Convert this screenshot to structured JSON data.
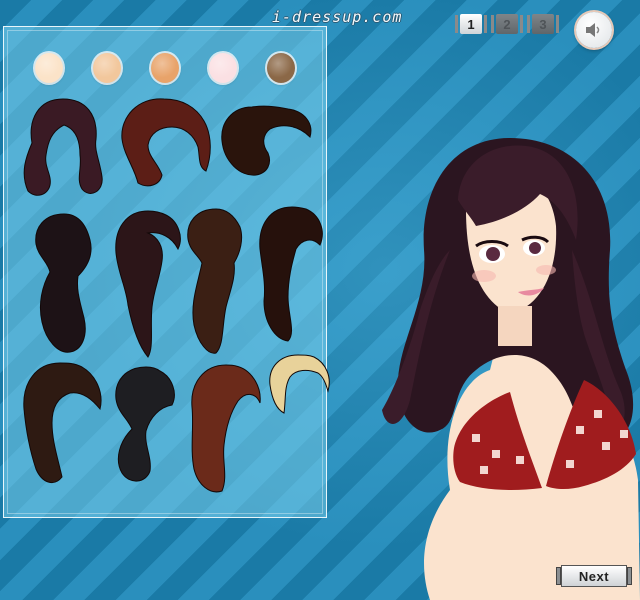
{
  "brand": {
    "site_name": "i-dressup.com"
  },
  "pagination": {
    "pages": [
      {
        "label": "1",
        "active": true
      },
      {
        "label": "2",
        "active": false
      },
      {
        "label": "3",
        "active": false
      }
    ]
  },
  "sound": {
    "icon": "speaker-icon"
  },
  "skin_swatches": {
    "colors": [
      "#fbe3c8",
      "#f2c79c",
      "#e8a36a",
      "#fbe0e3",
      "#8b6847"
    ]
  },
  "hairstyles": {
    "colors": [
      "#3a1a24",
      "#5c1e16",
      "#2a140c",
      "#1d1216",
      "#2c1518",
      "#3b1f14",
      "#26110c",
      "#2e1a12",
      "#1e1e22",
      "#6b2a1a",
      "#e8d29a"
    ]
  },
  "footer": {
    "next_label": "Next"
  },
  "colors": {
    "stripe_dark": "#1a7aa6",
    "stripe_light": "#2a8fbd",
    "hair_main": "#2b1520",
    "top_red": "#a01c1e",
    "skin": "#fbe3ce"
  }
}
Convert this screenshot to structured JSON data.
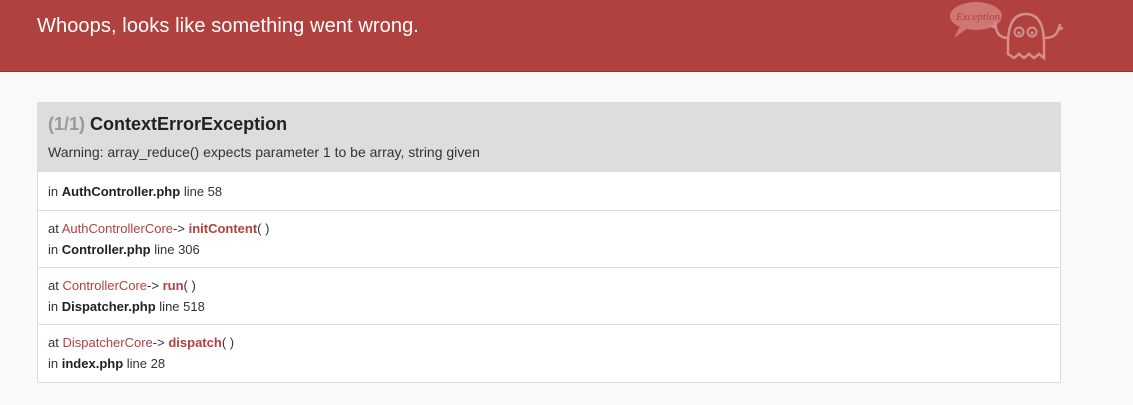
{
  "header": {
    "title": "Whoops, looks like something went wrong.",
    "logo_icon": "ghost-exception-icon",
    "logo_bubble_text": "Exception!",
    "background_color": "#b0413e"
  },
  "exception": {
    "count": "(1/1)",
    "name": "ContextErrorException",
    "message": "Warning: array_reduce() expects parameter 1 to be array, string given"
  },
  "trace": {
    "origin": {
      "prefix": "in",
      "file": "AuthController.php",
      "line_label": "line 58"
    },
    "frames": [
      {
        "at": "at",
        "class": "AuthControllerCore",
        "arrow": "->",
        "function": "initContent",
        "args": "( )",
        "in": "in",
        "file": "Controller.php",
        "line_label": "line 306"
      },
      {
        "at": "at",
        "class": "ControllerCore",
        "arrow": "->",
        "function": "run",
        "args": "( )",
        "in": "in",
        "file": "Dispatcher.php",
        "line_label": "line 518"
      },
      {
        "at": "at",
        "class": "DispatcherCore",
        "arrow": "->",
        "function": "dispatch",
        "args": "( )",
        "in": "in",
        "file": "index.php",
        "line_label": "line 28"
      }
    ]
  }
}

- _WHAT THE TASK ASKS_
Retype the records exactly. Any image in them should not appear in what you write.

- _TASK OUTPUT_
Convert this screenshot to structured JSON data.
{
  "brand": {
    "site_name": "i-dressup.com"
  },
  "pagination": {
    "pages": [
      {
        "label": "1",
        "active": true
      },
      {
        "label": "2",
        "active": false
      },
      {
        "label": "3",
        "active": false
      }
    ]
  },
  "sound": {
    "icon": "speaker-icon"
  },
  "skin_swatches": {
    "colors": [
      "#fbe3c8",
      "#f2c79c",
      "#e8a36a",
      "#fbe0e3",
      "#8b6847"
    ]
  },
  "hairstyles": {
    "colors": [
      "#3a1a24",
      "#5c1e16",
      "#2a140c",
      "#1d1216",
      "#2c1518",
      "#3b1f14",
      "#26110c",
      "#2e1a12",
      "#1e1e22",
      "#6b2a1a",
      "#e8d29a"
    ]
  },
  "footer": {
    "next_label": "Next"
  },
  "colors": {
    "stripe_dark": "#1a7aa6",
    "stripe_light": "#2a8fbd",
    "hair_main": "#2b1520",
    "top_red": "#a01c1e",
    "skin": "#fbe3ce"
  }
}
Convert this screenshot to structured JSON data.
{
  "header": {
    "title": "Whoops, looks like something went wrong.",
    "logo_icon": "ghost-exception-icon",
    "logo_bubble_text": "Exception!",
    "background_color": "#b0413e"
  },
  "exception": {
    "count": "(1/1)",
    "name": "ContextErrorException",
    "message": "Warning: array_reduce() expects parameter 1 to be array, string given"
  },
  "trace": {
    "origin": {
      "prefix": "in",
      "file": "AuthController.php",
      "line_label": "line 58"
    },
    "frames": [
      {
        "at": "at",
        "class": "AuthControllerCore",
        "arrow": "->",
        "function": "initContent",
        "args": "( )",
        "in": "in",
        "file": "Controller.php",
        "line_label": "line 306"
      },
      {
        "at": "at",
        "class": "ControllerCore",
        "arrow": "->",
        "function": "run",
        "args": "( )",
        "in": "in",
        "file": "Dispatcher.php",
        "line_label": "line 518"
      },
      {
        "at": "at",
        "class": "DispatcherCore",
        "arrow": "->",
        "function": "dispatch",
        "args": "( )",
        "in": "in",
        "file": "index.php",
        "line_label": "line 28"
      }
    ]
  }
}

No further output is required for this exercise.